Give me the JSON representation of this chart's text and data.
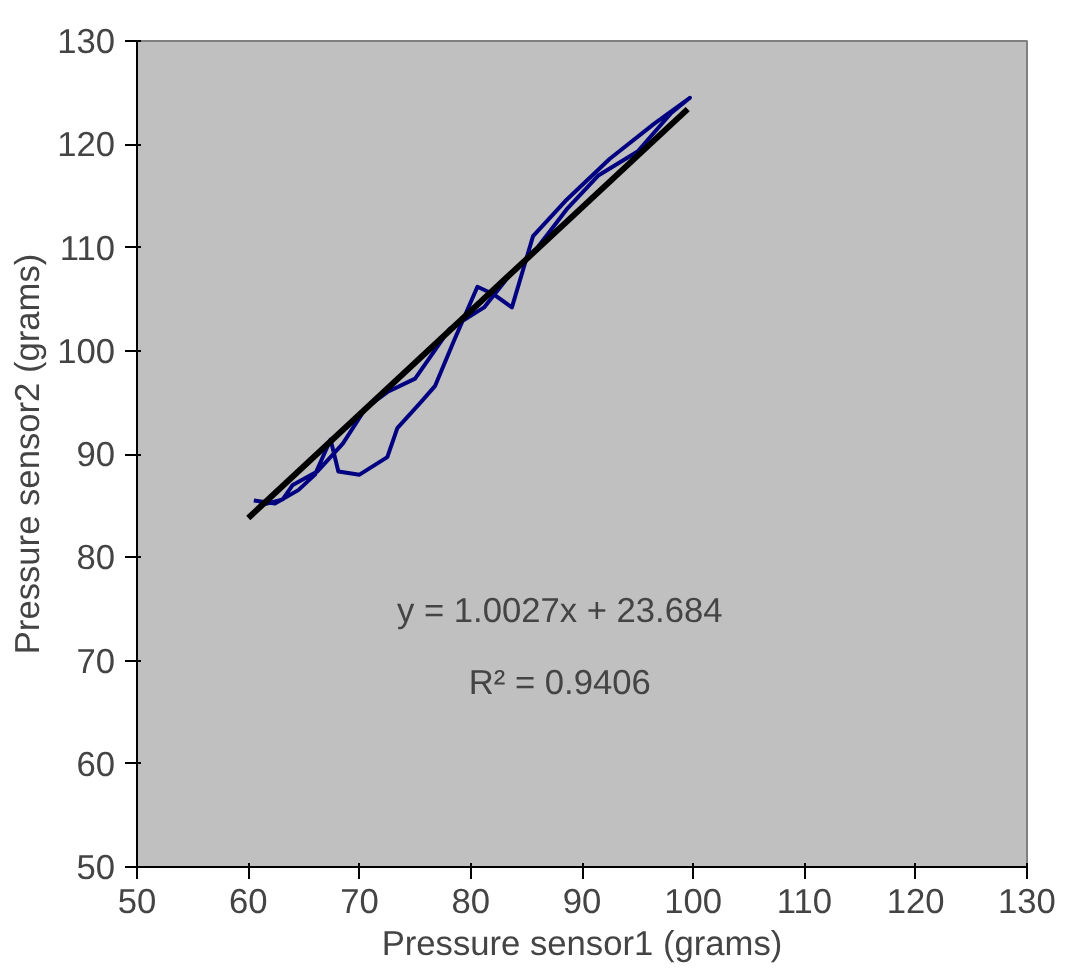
{
  "chart_data": {
    "type": "line",
    "xlabel": "Pressure sensor1 (grams)",
    "ylabel": "Pressure sensor2 (grams)",
    "xlim": [
      50,
      130
    ],
    "ylim": [
      50,
      130
    ],
    "xticks": [
      50,
      60,
      70,
      80,
      90,
      100,
      110,
      120,
      130
    ],
    "yticks": [
      50,
      60,
      70,
      80,
      90,
      100,
      110,
      120,
      130
    ],
    "grid": false,
    "marker": "none",
    "series": [
      {
        "color": "#000080",
        "x": [
          60.5,
          62.4,
          64.5,
          66.0,
          67.4,
          68.1,
          70.0,
          72.5,
          73.4,
          75.5,
          76.8,
          78.5,
          80.6,
          82.0,
          83.7,
          85.6,
          88.5,
          92.5,
          96.5,
          99.7,
          98.0,
          95.0,
          91.5,
          88.7,
          86.0,
          83.7,
          81.2,
          78.1,
          75.0,
          72.5,
          70.6,
          68.5,
          66.2,
          64.0,
          63.1,
          61.0
        ],
        "values": [
          85.5,
          85.2,
          86.5,
          88.0,
          91.4,
          88.3,
          88.0,
          89.7,
          92.5,
          95.0,
          96.6,
          101.0,
          106.2,
          105.5,
          104.2,
          111.1,
          114.5,
          118.6,
          122.0,
          124.5,
          123.0,
          119.3,
          117.0,
          113.8,
          110.0,
          107.6,
          104.2,
          102.1,
          97.3,
          96.0,
          94.5,
          91.0,
          88.3,
          87.0,
          85.6,
          85.0
        ]
      },
      {
        "color": "#000000",
        "x": [
          60,
          99.5
        ],
        "values": [
          83.8,
          123.4
        ]
      }
    ],
    "annotations": [
      "y = 1.0027x + 23.684",
      "R² = 0.9406"
    ]
  }
}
+ + + + +
● Exercise requirements: Transcribe the full listing above exactly as it stands, minus the pictures.

● Final answer:
Give me the JSON representation of this chart's text and data.
{
  "chart_data": {
    "type": "line",
    "xlabel": "Pressure sensor1 (grams)",
    "ylabel": "Pressure sensor2 (grams)",
    "xlim": [
      50,
      130
    ],
    "ylim": [
      50,
      130
    ],
    "xticks": [
      50,
      60,
      70,
      80,
      90,
      100,
      110,
      120,
      130
    ],
    "yticks": [
      50,
      60,
      70,
      80,
      90,
      100,
      110,
      120,
      130
    ],
    "grid": false,
    "marker": "none",
    "series": [
      {
        "color": "#000080",
        "x": [
          60.5,
          62.4,
          64.5,
          66.0,
          67.4,
          68.1,
          70.0,
          72.5,
          73.4,
          75.5,
          76.8,
          78.5,
          80.6,
          82.0,
          83.7,
          85.6,
          88.5,
          92.5,
          96.5,
          99.7,
          98.0,
          95.0,
          91.5,
          88.7,
          86.0,
          83.7,
          81.2,
          78.1,
          75.0,
          72.5,
          70.6,
          68.5,
          66.2,
          64.0,
          63.1,
          61.0
        ],
        "values": [
          85.5,
          85.2,
          86.5,
          88.0,
          91.4,
          88.3,
          88.0,
          89.7,
          92.5,
          95.0,
          96.6,
          101.0,
          106.2,
          105.5,
          104.2,
          111.1,
          114.5,
          118.6,
          122.0,
          124.5,
          123.0,
          119.3,
          117.0,
          113.8,
          110.0,
          107.6,
          104.2,
          102.1,
          97.3,
          96.0,
          94.5,
          91.0,
          88.3,
          87.0,
          85.6,
          85.0
        ]
      },
      {
        "color": "#000000",
        "x": [
          60,
          99.5
        ],
        "values": [
          83.8,
          123.4
        ]
      }
    ],
    "annotations": [
      "y = 1.0027x + 23.684",
      "R² = 0.9406"
    ]
  }
}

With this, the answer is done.